RECORD LIST
[Begin]

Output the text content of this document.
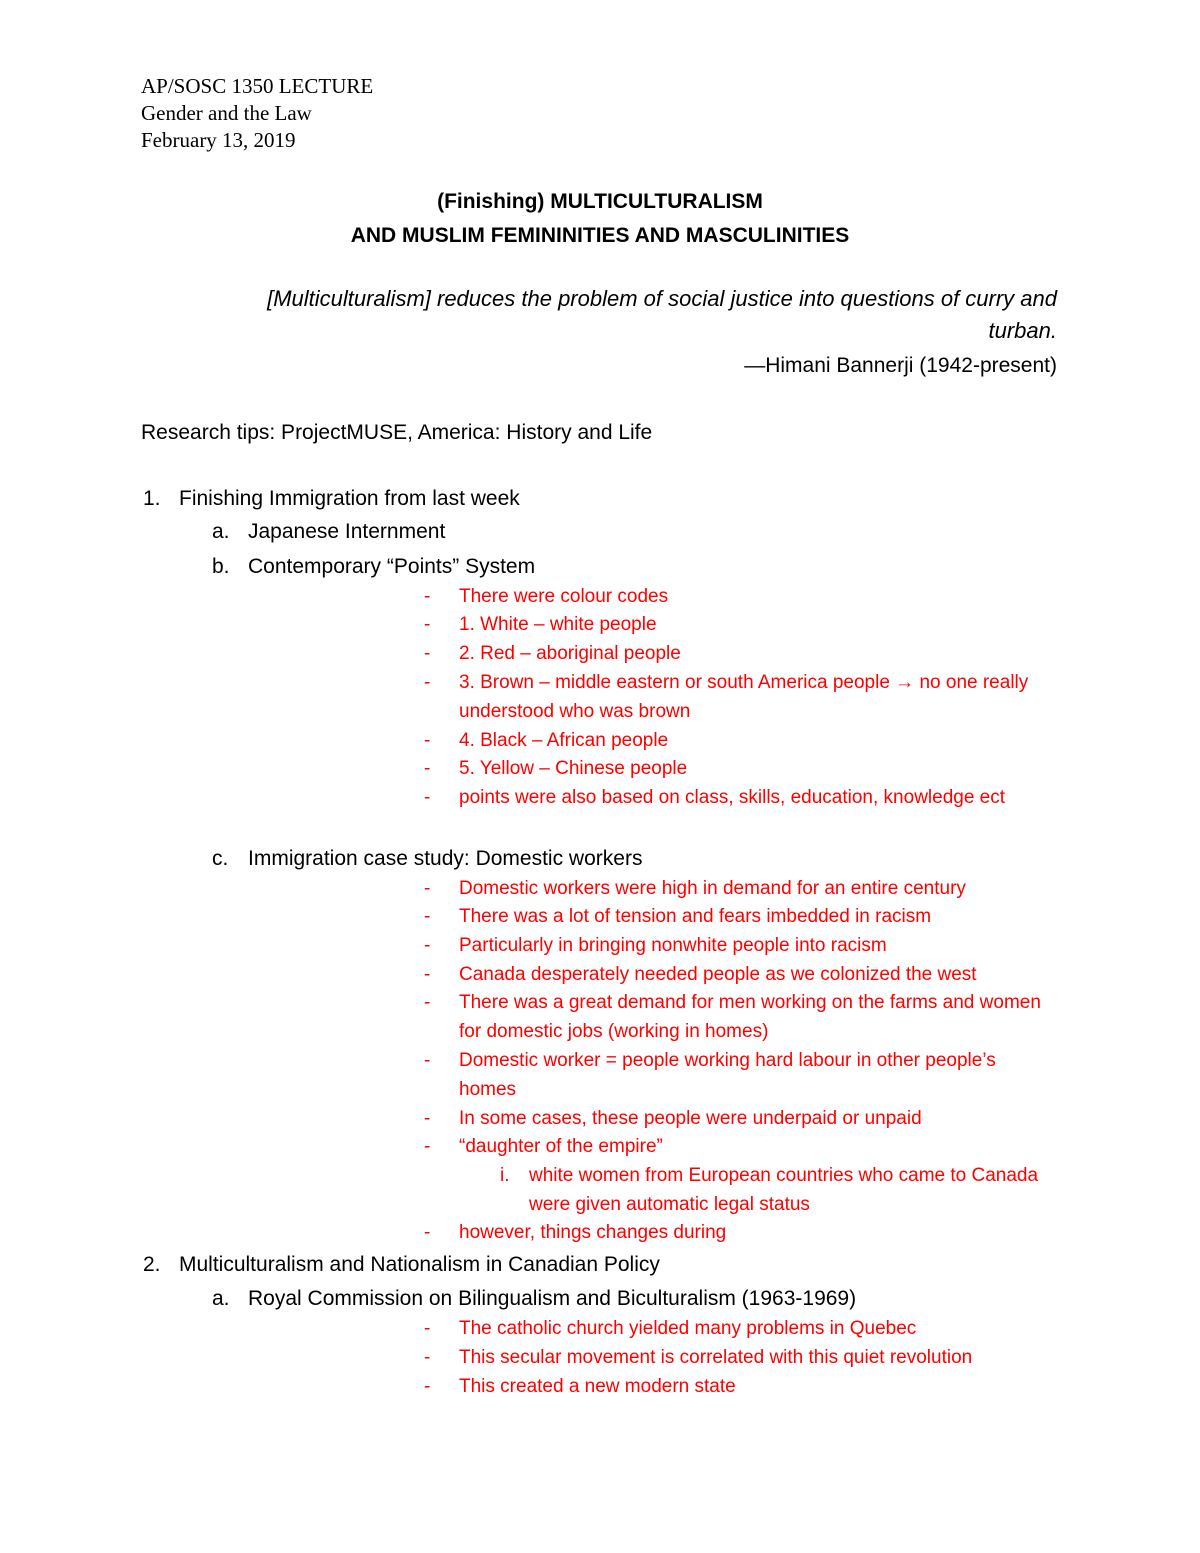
AP/SOSC 1350 LECTURE
Gender and the Law
February 13, 2019
(Finishing) MULTICULTURALISM
AND MUSLIM FEMININITIES AND MASCULINITIES
[Multiculturalism] reduces the problem of social justice into questions of curry and
turban.
—Himani Bannerji (1942-present)
Research tips: ProjectMUSE, America: History and Life
1. Finishing Immigration from last week
a. Japanese Internment
b. Contemporary “Points” System
- There were colour codes
- 1. White – white people
- 2. Red – aboriginal people
- 3. Brown – middle eastern or south America people → no one really understood who was brown
- 4. Black – African people
- 5. Yellow – Chinese people
- points were also based on class, skills, education, knowledge ect
c. Immigration case study: Domestic workers
- Domestic workers were high in demand for an entire century
- There was a lot of tension and fears imbedded in racism
- Particularly in bringing nonwhite people into racism
- Canada desperately needed people as we colonized the west
- There was a great demand for men working on the farms and women for domestic jobs (working in homes)
- Domestic worker = people working hard labour in other people’s homes
- In some cases, these people were underpaid or unpaid
- “daughter of the empire”
i. white women from European countries who came to Canada were given automatic legal status
- however, things changes during
2. Multiculturalism and Nationalism in Canadian Policy
a. Royal Commission on Bilingualism and Biculturalism (1963-1969)
- The catholic church yielded many problems in Quebec
- This secular movement is correlated with this quiet revolution
- This created a new modern state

[End]

EXERCISE BRIEF
Search the data for "Immigration" and list every line in which it occurs.

TASK OUTPUT
1. Finishing Immigration from last week
c. Immigration case study: Domestic workers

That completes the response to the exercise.